TASK TO COMPLETE
Copy each line below exactly and leave the pictures out.

DATA LINES
-------------------------

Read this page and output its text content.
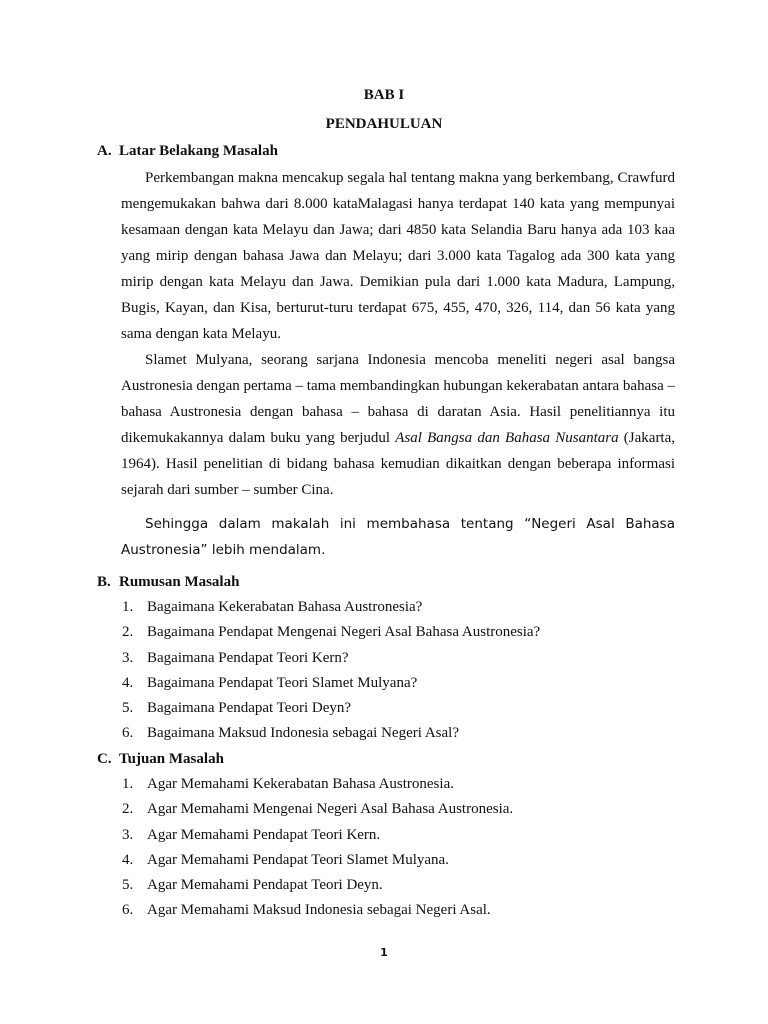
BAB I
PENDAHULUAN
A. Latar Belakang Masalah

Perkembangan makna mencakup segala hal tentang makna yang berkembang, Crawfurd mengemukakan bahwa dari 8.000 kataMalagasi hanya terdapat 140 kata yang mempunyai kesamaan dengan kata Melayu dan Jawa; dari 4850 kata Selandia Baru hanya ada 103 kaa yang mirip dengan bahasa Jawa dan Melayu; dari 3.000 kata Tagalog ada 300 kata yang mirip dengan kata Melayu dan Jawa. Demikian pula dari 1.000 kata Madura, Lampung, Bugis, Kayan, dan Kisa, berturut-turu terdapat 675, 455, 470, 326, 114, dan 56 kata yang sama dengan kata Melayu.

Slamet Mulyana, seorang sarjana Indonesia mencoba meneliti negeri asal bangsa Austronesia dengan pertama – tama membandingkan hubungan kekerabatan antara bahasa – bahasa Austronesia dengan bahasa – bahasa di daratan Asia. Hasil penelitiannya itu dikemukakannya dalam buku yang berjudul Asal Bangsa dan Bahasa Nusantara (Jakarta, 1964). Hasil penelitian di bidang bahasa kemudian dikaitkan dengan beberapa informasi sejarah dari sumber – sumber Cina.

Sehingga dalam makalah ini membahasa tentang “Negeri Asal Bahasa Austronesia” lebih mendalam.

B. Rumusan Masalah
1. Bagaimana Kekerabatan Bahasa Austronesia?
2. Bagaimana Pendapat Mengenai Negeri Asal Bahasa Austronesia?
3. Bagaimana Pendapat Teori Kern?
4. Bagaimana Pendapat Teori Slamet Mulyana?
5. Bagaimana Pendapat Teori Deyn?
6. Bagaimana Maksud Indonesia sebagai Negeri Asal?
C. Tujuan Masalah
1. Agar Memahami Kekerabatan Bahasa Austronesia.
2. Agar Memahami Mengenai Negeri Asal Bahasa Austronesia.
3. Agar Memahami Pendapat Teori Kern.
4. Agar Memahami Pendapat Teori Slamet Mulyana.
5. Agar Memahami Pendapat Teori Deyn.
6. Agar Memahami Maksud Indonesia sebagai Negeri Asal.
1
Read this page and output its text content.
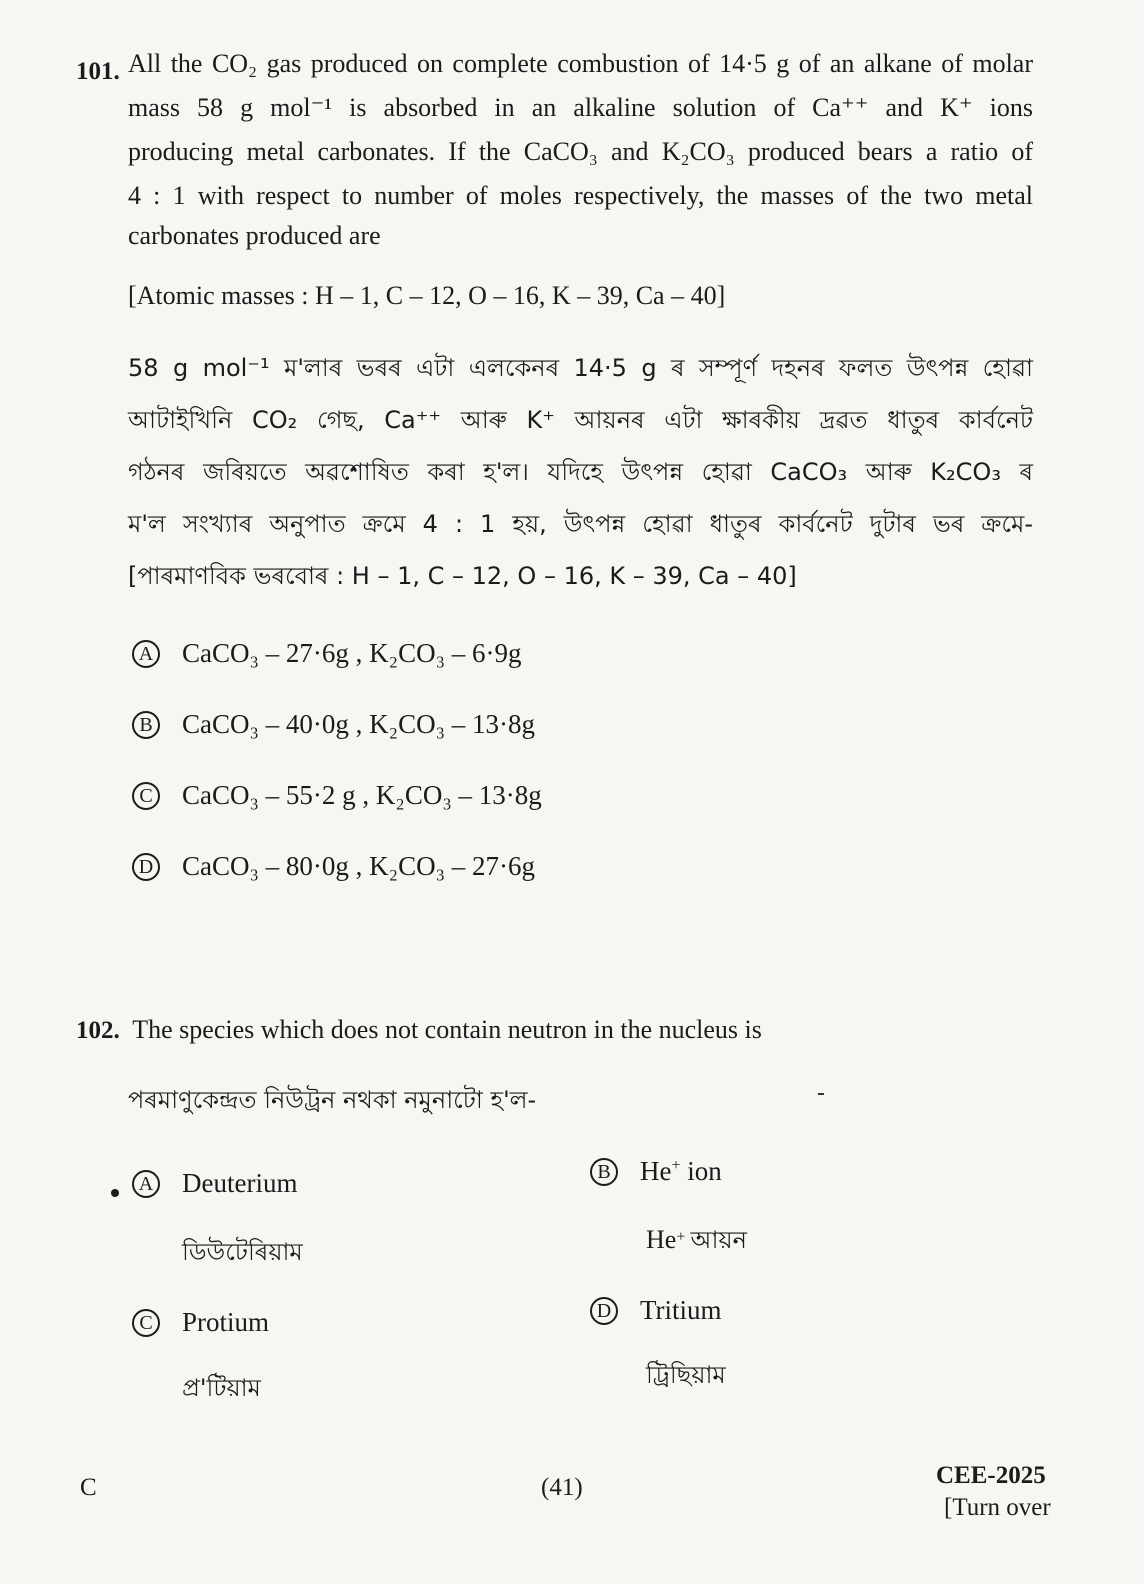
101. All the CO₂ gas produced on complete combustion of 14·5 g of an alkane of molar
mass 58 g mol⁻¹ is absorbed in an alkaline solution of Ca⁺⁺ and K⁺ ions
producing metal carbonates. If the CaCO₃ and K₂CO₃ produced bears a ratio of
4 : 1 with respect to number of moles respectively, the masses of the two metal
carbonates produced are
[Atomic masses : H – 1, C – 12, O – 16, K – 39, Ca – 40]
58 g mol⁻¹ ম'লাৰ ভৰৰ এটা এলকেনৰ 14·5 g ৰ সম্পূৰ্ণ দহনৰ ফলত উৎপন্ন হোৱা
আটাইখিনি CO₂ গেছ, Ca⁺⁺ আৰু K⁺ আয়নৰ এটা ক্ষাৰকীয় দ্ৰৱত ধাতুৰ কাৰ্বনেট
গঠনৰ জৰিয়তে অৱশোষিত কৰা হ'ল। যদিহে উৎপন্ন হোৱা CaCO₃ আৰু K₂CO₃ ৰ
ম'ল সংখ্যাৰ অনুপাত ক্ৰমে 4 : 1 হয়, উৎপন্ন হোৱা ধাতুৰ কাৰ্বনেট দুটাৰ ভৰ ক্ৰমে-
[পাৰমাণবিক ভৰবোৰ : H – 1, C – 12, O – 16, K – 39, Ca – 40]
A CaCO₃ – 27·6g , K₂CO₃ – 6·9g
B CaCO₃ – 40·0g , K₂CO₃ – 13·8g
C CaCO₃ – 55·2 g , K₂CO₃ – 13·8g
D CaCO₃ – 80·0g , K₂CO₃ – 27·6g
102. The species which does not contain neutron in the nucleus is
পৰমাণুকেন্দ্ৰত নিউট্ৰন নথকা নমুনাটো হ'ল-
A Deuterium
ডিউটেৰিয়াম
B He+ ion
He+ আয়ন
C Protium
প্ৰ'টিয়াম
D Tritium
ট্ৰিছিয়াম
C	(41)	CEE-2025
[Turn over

-------------------------

EXPECTED OUTPUT
Read this page and output its text content.
BAB I
PENDAHULUAN
A. Latar Belakang Masalah

Perkembangan makna mencakup segala hal tentang makna yang berkembang, Crawfurd mengemukakan bahwa dari 8.000 kataMalagasi hanya terdapat 140 kata yang mempunyai kesamaan dengan kata Melayu dan Jawa; dari 4850 kata Selandia Baru hanya ada 103 kaa yang mirip dengan bahasa Jawa dan Melayu; dari 3.000 kata Tagalog ada 300 kata yang mirip dengan kata Melayu dan Jawa. Demikian pula dari 1.000 kata Madura, Lampung, Bugis, Kayan, dan Kisa, berturut-turu terdapat 675, 455, 470, 326, 114, dan 56 kata yang sama dengan kata Melayu.

Slamet Mulyana, seorang sarjana Indonesia mencoba meneliti negeri asal bangsa Austronesia dengan pertama – tama membandingkan hubungan kekerabatan antara bahasa – bahasa Austronesia dengan bahasa – bahasa di daratan Asia. Hasil penelitiannya itu dikemukakannya dalam buku yang berjudul Asal Bangsa dan Bahasa Nusantara (Jakarta, 1964). Hasil penelitian di bidang bahasa kemudian dikaitkan dengan beberapa informasi sejarah dari sumber – sumber Cina.

Sehingga dalam makalah ini membahasa tentang “Negeri Asal Bahasa Austronesia” lebih mendalam.

B. Rumusan Masalah
1. Bagaimana Kekerabatan Bahasa Austronesia?
2. Bagaimana Pendapat Mengenai Negeri Asal Bahasa Austronesia?
3. Bagaimana Pendapat Teori Kern?
4. Bagaimana Pendapat Teori Slamet Mulyana?
5. Bagaimana Pendapat Teori Deyn?
6. Bagaimana Maksud Indonesia sebagai Negeri Asal?
C. Tujuan Masalah
1. Agar Memahami Kekerabatan Bahasa Austronesia.
2. Agar Memahami Mengenai Negeri Asal Bahasa Austronesia.
3. Agar Memahami Pendapat Teori Kern.
4. Agar Memahami Pendapat Teori Slamet Mulyana.
5. Agar Memahami Pendapat Teori Deyn.
6. Agar Memahami Maksud Indonesia sebagai Negeri Asal.
1
Read this page and output its text content.
101. All the CO₂ gas produced on complete combustion of 14·5 g of an alkane of molar
mass 58 g mol⁻¹ is absorbed in an alkaline solution of Ca⁺⁺ and K⁺ ions
producing metal carbonates. If the CaCO₃ and K₂CO₃ produced bears a ratio of
4 : 1 with respect to number of moles respectively, the masses of the two metal
carbonates produced are
[Atomic masses : H – 1, C – 12, O – 16, K – 39, Ca – 40]
58 g mol⁻¹ ম'লাৰ ভৰৰ এটা এলকেনৰ 14·5 g ৰ সম্পূৰ্ণ দহনৰ ফলত উৎপন্ন হোৱা
আটাইখিনি CO₂ গেছ, Ca⁺⁺ আৰু K⁺ আয়নৰ এটা ক্ষাৰকীয় দ্ৰৱত ধাতুৰ কাৰ্বনেট
গঠনৰ জৰিয়তে অৱশোষিত কৰা হ'ল। যদিহে উৎপন্ন হোৱা CaCO₃ আৰু K₂CO₃ ৰ
ম'ল সংখ্যাৰ অনুপাত ক্ৰমে 4 : 1 হয়, উৎপন্ন হোৱা ধাতুৰ কাৰ্বনেট দুটাৰ ভৰ ক্ৰমে-
[পাৰমাণবিক ভৰবোৰ : H – 1, C – 12, O – 16, K – 39, Ca – 40]
A CaCO₃ – 27·6g , K₂CO₃ – 6·9g
B CaCO₃ – 40·0g , K₂CO₃ – 13·8g
C CaCO₃ – 55·2 g , K₂CO₃ – 13·8g
D CaCO₃ – 80·0g , K₂CO₃ – 27·6g
102. The species which does not contain neutron in the nucleus is
পৰমাণুকেন্দ্ৰত নিউট্ৰন নথকা নমুনাটো হ'ল-
A Deuterium
ডিউটেৰিয়াম
B He+ ion
He+ আয়ন
C Protium
প্ৰ'টিয়াম
D Tritium
ট্ৰিছিয়াম
C	(41)	CEE-2025
[Turn over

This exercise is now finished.